═══ Provided records ═══
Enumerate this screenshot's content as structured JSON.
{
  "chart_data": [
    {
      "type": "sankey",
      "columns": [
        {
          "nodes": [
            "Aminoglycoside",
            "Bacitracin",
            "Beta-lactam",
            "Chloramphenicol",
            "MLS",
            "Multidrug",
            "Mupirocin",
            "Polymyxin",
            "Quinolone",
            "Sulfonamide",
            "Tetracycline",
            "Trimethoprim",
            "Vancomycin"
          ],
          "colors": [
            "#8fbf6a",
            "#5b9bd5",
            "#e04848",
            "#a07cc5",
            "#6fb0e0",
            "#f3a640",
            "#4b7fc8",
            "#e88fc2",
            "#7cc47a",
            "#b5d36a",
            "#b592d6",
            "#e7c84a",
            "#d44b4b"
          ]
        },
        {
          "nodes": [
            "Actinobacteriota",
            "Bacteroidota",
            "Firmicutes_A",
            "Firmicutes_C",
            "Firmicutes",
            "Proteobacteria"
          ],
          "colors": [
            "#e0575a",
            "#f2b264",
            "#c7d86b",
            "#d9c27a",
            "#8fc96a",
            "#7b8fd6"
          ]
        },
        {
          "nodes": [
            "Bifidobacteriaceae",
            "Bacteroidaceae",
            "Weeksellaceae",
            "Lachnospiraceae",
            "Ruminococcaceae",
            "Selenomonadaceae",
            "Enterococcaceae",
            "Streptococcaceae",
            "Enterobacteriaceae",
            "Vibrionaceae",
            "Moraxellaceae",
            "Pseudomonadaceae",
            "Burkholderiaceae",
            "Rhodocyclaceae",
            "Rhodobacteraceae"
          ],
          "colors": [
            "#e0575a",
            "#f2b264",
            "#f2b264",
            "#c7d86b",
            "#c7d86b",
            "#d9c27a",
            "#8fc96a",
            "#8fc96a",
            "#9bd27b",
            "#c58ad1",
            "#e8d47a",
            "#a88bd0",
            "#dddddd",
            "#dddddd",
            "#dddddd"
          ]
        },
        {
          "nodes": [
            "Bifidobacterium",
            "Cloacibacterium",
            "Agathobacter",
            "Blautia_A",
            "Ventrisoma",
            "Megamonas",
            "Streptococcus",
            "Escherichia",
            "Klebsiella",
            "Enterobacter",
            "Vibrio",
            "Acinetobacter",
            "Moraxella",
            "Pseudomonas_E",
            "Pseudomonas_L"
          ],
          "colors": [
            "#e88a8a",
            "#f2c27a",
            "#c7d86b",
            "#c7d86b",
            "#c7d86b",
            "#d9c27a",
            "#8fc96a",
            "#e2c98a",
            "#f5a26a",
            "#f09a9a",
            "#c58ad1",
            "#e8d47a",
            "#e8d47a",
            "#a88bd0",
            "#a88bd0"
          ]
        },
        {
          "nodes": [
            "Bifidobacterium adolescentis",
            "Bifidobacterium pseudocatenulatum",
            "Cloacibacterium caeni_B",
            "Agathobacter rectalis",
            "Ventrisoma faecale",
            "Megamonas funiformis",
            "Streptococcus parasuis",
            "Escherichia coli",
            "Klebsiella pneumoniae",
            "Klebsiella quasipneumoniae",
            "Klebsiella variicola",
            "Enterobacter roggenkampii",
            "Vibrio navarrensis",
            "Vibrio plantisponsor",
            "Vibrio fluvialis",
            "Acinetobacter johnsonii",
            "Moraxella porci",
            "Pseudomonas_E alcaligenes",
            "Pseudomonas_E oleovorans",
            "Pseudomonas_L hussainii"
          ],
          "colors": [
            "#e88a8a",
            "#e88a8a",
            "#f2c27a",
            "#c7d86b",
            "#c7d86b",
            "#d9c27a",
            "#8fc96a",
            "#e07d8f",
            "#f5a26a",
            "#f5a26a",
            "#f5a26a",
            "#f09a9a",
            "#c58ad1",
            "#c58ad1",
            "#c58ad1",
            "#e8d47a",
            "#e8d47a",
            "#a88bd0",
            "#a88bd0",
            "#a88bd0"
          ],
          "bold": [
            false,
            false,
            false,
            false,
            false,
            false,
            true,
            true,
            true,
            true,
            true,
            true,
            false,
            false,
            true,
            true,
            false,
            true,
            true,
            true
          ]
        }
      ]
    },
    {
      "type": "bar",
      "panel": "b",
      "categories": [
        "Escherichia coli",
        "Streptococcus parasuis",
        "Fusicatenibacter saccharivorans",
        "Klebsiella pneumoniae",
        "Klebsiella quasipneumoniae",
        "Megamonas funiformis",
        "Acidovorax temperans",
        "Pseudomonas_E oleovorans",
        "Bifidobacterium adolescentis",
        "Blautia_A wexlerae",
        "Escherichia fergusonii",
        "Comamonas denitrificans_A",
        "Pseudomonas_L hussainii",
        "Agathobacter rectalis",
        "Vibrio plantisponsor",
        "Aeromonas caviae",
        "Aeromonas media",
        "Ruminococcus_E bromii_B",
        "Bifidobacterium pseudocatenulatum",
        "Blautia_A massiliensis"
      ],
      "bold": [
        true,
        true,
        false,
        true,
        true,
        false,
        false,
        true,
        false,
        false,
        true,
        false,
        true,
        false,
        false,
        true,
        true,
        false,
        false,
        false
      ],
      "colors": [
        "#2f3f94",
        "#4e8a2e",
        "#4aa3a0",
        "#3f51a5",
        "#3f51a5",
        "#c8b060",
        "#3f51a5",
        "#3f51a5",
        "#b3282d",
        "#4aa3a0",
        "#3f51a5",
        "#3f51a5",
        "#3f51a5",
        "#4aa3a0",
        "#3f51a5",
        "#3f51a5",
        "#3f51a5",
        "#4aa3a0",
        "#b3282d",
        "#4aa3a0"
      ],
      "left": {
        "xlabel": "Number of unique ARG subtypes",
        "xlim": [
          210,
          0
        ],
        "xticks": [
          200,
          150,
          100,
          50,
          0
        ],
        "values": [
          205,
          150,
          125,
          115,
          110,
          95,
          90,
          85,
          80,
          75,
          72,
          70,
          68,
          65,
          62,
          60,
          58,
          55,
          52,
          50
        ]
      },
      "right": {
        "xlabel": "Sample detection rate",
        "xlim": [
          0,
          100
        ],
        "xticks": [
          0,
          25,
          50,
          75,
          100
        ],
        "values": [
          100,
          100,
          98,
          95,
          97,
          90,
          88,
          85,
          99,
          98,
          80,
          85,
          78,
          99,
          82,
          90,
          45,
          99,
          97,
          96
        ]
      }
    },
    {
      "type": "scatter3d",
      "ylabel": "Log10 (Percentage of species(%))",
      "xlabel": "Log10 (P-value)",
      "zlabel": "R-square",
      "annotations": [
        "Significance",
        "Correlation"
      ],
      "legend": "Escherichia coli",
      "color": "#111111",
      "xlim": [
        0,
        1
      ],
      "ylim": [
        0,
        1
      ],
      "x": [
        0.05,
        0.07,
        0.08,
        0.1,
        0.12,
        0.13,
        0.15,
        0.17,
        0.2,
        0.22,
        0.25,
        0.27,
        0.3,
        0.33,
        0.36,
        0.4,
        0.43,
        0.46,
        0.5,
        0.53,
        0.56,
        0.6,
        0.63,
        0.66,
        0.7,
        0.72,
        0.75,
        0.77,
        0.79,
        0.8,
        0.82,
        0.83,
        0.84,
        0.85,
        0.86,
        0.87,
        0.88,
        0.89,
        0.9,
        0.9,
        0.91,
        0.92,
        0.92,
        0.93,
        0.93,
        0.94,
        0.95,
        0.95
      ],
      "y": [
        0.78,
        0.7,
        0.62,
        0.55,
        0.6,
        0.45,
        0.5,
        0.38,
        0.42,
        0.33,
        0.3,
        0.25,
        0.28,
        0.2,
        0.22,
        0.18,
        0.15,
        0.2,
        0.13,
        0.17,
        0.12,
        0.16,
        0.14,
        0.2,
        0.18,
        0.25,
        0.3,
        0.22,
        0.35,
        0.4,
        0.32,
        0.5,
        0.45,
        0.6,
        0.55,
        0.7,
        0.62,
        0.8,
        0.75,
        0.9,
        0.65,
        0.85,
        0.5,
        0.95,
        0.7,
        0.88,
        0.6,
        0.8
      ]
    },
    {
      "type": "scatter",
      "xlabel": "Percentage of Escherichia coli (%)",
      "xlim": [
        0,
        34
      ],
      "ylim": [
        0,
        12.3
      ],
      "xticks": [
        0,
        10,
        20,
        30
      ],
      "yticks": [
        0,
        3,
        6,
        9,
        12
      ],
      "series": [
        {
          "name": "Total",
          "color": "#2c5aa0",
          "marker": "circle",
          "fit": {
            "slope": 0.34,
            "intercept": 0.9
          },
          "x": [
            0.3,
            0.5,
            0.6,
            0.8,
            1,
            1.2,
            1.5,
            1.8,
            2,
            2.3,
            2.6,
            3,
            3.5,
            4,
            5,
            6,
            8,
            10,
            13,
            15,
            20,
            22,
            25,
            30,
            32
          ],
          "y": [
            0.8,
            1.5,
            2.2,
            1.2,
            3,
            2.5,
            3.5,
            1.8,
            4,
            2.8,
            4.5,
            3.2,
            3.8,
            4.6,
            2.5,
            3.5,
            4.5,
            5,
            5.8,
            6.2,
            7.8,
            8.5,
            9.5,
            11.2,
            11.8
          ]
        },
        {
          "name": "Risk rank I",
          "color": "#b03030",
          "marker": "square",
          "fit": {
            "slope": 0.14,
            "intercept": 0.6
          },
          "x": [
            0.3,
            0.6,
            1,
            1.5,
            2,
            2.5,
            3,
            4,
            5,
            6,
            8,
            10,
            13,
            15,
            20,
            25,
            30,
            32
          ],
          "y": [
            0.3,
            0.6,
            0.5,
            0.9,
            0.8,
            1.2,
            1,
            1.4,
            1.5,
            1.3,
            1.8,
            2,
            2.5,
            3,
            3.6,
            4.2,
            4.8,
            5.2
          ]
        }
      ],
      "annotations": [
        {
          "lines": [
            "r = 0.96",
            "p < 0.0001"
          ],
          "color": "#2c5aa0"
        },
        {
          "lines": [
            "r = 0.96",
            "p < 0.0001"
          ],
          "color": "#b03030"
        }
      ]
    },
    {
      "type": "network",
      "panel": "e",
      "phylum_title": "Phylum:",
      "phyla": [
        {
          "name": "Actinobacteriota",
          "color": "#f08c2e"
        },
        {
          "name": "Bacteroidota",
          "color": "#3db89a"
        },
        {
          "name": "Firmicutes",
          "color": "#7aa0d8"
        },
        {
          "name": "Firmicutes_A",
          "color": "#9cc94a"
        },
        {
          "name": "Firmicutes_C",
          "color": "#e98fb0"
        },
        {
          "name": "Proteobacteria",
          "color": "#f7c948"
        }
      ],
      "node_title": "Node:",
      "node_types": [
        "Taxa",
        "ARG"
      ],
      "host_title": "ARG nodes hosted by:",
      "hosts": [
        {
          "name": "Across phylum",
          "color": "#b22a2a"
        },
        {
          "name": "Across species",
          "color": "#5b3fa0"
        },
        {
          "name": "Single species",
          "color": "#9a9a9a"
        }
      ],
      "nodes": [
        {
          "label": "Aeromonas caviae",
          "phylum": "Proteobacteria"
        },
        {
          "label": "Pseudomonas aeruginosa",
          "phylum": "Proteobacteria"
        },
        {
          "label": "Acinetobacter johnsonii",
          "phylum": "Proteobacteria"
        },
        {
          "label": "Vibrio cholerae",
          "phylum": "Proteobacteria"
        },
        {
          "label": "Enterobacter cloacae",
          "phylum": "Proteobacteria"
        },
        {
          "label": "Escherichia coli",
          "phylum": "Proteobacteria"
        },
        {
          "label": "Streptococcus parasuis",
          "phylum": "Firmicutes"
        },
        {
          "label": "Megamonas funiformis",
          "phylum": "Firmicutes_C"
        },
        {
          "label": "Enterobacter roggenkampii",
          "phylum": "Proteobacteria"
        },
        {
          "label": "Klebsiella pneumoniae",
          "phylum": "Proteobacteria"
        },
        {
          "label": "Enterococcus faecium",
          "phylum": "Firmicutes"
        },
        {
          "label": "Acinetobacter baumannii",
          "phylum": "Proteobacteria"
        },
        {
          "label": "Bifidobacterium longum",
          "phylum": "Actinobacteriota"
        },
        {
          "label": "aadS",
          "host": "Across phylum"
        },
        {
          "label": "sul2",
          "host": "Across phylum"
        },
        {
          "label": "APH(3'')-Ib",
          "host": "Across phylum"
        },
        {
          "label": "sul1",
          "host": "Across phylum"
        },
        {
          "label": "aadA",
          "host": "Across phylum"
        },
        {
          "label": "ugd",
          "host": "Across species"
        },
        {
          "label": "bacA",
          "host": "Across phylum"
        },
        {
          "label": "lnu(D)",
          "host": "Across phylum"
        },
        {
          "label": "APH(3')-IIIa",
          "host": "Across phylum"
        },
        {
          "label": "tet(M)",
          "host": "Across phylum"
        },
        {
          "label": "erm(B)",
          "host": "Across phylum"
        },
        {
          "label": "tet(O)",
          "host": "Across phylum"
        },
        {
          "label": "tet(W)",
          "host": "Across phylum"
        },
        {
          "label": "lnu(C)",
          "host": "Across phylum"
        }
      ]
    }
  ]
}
═══
Task brief: The answer must consist of every line from the entries above that contains the string "Agathobacter".

Solution for this exercise:
            "Agathobacter",
            "Agathobacter rectalis",
        "Agathobacter rectalis",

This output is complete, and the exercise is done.